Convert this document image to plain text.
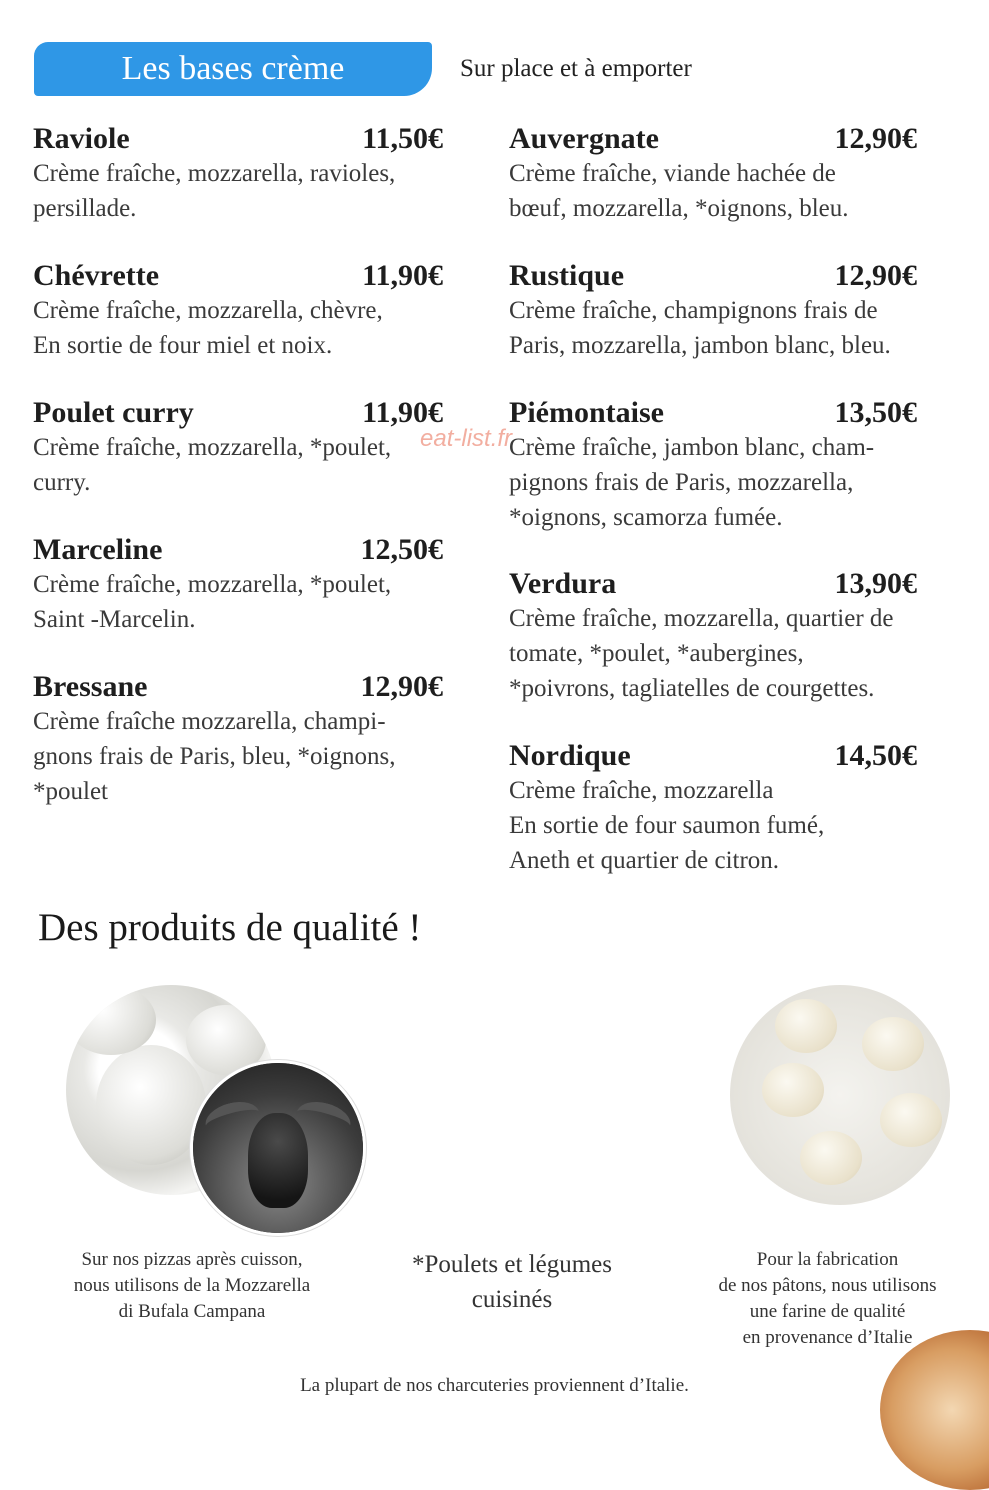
Les bases crème	Sur place et à emporter
Raviole	11,50€
Crème fraîche, mozzarella, ravioles,
persillade.
Chévrette	11,90€
Crème fraîche, mozzarella, chèvre,
En sortie de four miel et noix.
Poulet curry	11,90€
Crème fraîche, mozzarella, *poulet,
curry.
Marceline	12,50€
Crème fraîche, mozzarella, *poulet,
Saint -Marcelin.
Bressane	12,90€
Crème fraîche mozzarella, champi-
gnons frais de Paris, bleu, *oignons,
*poulet
Auvergnate	12,90€
Crème fraîche, viande hachée de
bœuf, mozzarella, *oignons, bleu.
Rustique	12,90€
Crème fraîche, champignons frais de
Paris, mozzarella, jambon blanc, bleu.
Piémontaise	13,50€
Crème fraîche, jambon blanc, cham-
pignons frais de Paris, mozzarella,
*oignons, scamorza fumée.
Verdura	13,90€
Crème fraîche, mozzarella, quartier de
tomate, *poulet, *aubergines,
*poivrons, tagliatelles de courgettes.
Nordique	14,50€
Crème fraîche, mozzarella
En sortie de four saumon fumé,
Aneth et quartier de citron.
eat-list.fr
Des produits de qualité !
Sur nos pizzas après cuisson,
nous utilisons de la Mozzarella
di Bufala Campana
*Poulets et légumes
cuisinés
Pour la fabrication
de nos pâtons, nous utilisons
une farine de qualité
en provenance d’Italie
La plupart de nos charcuteries proviennent d’Italie.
────
Exercise prompt: Report how many lines of the data hold the string "fraîche"; give only the number.

Result: 10